> What to do:
**1.** Translate this sentence from the essay on the limits of science into Spanish: "Words themselves are representations of their meanings."
**2.** Reproduce word for word the stretch of the essay on the limits of science from "On the day of" through "the one mathematical statement.".

Sometime in February 2011 I explored numerous ideas which previously I couldn’t pay attention to. One of them is the idea that science will explain everything in the near future. It seemed cool at first but later I disagreed with it. All our science is based on models. Einstein explains it best: ‘One thing I have learned in a long life: that all our science, measured against reality is primitive and childlike – and yet it is the most precious thing we have.’
It is through the scientific method we make great leap into the realm of knowledge and comprehend more about nature and our place in it however it is itself ‘primitive and childlike’. It limits us to the models and what they predict. Between the reality and our understanding sits Statistics – The Mathematical theory of ignorance. It’s true that our understanding of our universe deepens everyday however this does not mean that we will know everything one day. I’ve gone somewhere deeper into mathematics to show why I think we cannot know everything one day or any day. Bear with me.
As the year progressed forward my interest in mathematics was getting profound. My interest developed in things that I could never think of just a few months back. This started to happen so much so that one day as I was sitting in the garden of my college I thought that mathematical objects do not really exist in reality. This thought was penetrating. Further on this it occurred to me that these objects are just representations of something more magnificent.
On the day of my C3 exam I was engaged into thinking something other than thinking about my exam or revising for it. Yes I was thinking about mathematics although C3 itself is a mathematics exam. This time my mind was orbiting around the fact that every proof has an assumption. Expanding on this I thought that the most fundamental theorem must also have an assumption. Therefore it means that we may know something is true but we cannot be certain.
So if we have a H axiom we would end up with a different mathematical statement to when we have a J axiom. This means that in reality mathematics does not exist. All the laws of mathematics are a reflection of one mathematical statement. All the mathematical objects are just representations to express those mathematical statements that come from the one mathematical statement.
Another way of imagining this is by thinking about words. Words themselves are representations of their meanings. Meanings are the real deal. When we are communicating, we are sending meanings through the medium of words.

> Dataset extract:
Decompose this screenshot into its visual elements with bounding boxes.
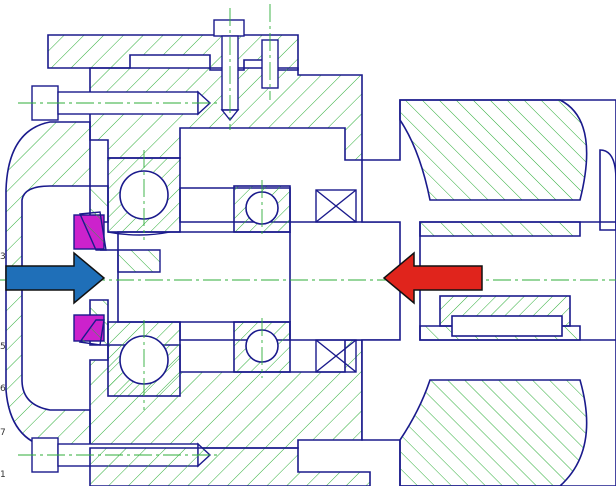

> Responses:
**1.** Las palabras mismas son representaciones de sus significados.

**2.**
On the day of my C3 exam I was engaged into thinking something other than thinking about my exam or revising for it. Yes I was thinking about mathematics although C3 itself is a mathematics exam. This time my mind was orbiting around the fact that every proof has an assumption. Expanding on this I thought that the most fundamental theorem must also have an assumption. Therefore it means that we may know something is true but we cannot be certain.
So if we have a H axiom we would end up with a different mathematical statement to when we have a J axiom. This means that in reality mathematics does not exist. All the laws of mathematics are a reflection of one mathematical statement. All the mathematical objects are just representations to express those mathematical statements that come from the one mathematical statement.